JOB: Retype all the records with nothing changed.

DATASET:
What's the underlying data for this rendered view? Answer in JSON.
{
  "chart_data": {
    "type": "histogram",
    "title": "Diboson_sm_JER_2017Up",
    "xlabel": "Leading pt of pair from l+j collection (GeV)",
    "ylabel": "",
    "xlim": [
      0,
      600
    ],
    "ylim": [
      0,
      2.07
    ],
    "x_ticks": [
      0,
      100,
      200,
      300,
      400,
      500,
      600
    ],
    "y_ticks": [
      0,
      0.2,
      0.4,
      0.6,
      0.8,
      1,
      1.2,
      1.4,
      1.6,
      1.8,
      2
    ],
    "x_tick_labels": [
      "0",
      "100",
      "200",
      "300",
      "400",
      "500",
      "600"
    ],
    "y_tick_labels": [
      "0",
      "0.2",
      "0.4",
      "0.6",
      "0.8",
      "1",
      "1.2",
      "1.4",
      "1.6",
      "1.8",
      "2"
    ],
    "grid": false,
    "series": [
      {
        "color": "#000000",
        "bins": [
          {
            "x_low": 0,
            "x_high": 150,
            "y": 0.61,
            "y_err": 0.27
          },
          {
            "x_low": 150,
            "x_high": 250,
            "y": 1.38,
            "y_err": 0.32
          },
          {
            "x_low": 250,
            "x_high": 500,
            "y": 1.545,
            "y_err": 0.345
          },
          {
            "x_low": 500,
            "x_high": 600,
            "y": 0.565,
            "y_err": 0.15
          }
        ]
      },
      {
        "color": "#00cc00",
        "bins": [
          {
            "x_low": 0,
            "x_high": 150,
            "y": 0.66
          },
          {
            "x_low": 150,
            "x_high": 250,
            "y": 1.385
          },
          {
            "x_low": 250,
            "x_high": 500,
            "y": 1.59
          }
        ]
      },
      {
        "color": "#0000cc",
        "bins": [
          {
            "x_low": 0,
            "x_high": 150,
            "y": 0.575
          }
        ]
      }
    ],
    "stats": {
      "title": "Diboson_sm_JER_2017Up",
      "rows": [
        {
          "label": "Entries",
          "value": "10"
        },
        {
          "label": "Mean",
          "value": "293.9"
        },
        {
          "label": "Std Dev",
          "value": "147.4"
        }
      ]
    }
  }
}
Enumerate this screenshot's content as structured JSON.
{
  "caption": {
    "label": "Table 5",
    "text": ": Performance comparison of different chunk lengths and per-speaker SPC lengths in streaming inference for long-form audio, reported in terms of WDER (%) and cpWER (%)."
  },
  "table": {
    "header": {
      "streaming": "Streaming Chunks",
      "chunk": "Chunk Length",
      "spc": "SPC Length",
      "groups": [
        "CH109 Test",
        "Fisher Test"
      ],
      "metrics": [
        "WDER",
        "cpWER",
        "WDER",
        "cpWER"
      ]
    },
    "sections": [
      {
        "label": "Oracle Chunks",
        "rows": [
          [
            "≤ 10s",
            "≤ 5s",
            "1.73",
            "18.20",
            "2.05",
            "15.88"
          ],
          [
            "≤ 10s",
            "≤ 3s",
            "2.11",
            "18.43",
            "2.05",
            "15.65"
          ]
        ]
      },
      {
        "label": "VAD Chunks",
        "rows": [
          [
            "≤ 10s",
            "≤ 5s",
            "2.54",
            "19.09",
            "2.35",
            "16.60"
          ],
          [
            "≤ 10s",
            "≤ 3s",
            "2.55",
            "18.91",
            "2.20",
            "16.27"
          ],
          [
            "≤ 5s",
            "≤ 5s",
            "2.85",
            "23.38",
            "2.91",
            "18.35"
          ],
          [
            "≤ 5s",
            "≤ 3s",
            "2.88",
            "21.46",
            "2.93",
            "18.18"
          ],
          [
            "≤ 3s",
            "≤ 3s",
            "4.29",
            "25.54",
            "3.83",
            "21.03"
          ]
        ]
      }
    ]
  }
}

ANSWER TO THE PROBLEM:
What's the underlying data for this rendered view? Answer in JSON.
{
  "chart_data": {
    "type": "histogram",
    "title": "Diboson_sm_JER_2017Up",
    "xlabel": "Leading pt of pair from l+j collection (GeV)",
    "ylabel": "",
    "xlim": [
      0,
      600
    ],
    "ylim": [
      0,
      2.07
    ],
    "x_ticks": [
      0,
      100,
      200,
      300,
      400,
      500,
      600
    ],
    "y_ticks": [
      0,
      0.2,
      0.4,
      0.6,
      0.8,
      1,
      1.2,
      1.4,
      1.6,
      1.8,
      2
    ],
    "x_tick_labels": [
      "0",
      "100",
      "200",
      "300",
      "400",
      "500",
      "600"
    ],
    "y_tick_labels": [
      "0",
      "0.2",
      "0.4",
      "0.6",
      "0.8",
      "1",
      "1.2",
      "1.4",
      "1.6",
      "1.8",
      "2"
    ],
    "grid": false,
    "series": [
      {
        "color": "#000000",
        "bins": [
          {
            "x_low": 0,
            "x_high": 150,
            "y": 0.61,
            "y_err": 0.27
          },
          {
            "x_low": 150,
            "x_high": 250,
            "y": 1.38,
            "y_err": 0.32
          },
          {
            "x_low": 250,
            "x_high": 500,
            "y": 1.545,
            "y_err": 0.345
          },
          {
            "x_low": 500,
            "x_high": 600,
            "y": 0.565,
            "y_err": 0.15
          }
        ]
      },
      {
        "color": "#00cc00",
        "bins": [
          {
            "x_low": 0,
            "x_high": 150,
            "y": 0.66
          },
          {
            "x_low": 150,
            "x_high": 250,
            "y": 1.385
          },
          {
            "x_low": 250,
            "x_high": 500,
            "y": 1.59
          }
        ]
      },
      {
        "color": "#0000cc",
        "bins": [
          {
            "x_low": 0,
            "x_high": 150,
            "y": 0.575
          }
        ]
      }
    ],
    "stats": {
      "title": "Diboson_sm_JER_2017Up",
      "rows": [
        {
          "label": "Entries",
          "value": "10"
        },
        {
          "label": "Mean",
          "value": "293.9"
        },
        {
          "label": "Std Dev",
          "value": "147.4"
        }
      ]
    }
  }
}
Enumerate this screenshot's content as structured JSON.
{
  "caption": {
    "label": "Table 5",
    "text": ": Performance comparison of different chunk lengths and per-speaker SPC lengths in streaming inference for long-form audio, reported in terms of WDER (%) and cpWER (%)."
  },
  "table": {
    "header": {
      "streaming": "Streaming Chunks",
      "chunk": "Chunk Length",
      "spc": "SPC Length",
      "groups": [
        "CH109 Test",
        "Fisher Test"
      ],
      "metrics": [
        "WDER",
        "cpWER",
        "WDER",
        "cpWER"
      ]
    },
    "sections": [
      {
        "label": "Oracle Chunks",
        "rows": [
          [
            "≤ 10s",
            "≤ 5s",
            "1.73",
            "18.20",
            "2.05",
            "15.88"
          ],
          [
            "≤ 10s",
            "≤ 3s",
            "2.11",
            "18.43",
            "2.05",
            "15.65"
          ]
        ]
      },
      {
        "label": "VAD Chunks",
        "rows": [
          [
            "≤ 10s",
            "≤ 5s",
            "2.54",
            "19.09",
            "2.35",
            "16.60"
          ],
          [
            "≤ 10s",
            "≤ 3s",
            "2.55",
            "18.91",
            "2.20",
            "16.27"
          ],
          [
            "≤ 5s",
            "≤ 5s",
            "2.85",
            "23.38",
            "2.91",
            "18.35"
          ],
          [
            "≤ 5s",
            "≤ 3s",
            "2.88",
            "21.46",
            "2.93",
            "18.18"
          ],
          [
            "≤ 3s",
            "≤ 3s",
            "4.29",
            "25.54",
            "3.83",
            "21.03"
          ]
        ]
      }
    ]
  }
}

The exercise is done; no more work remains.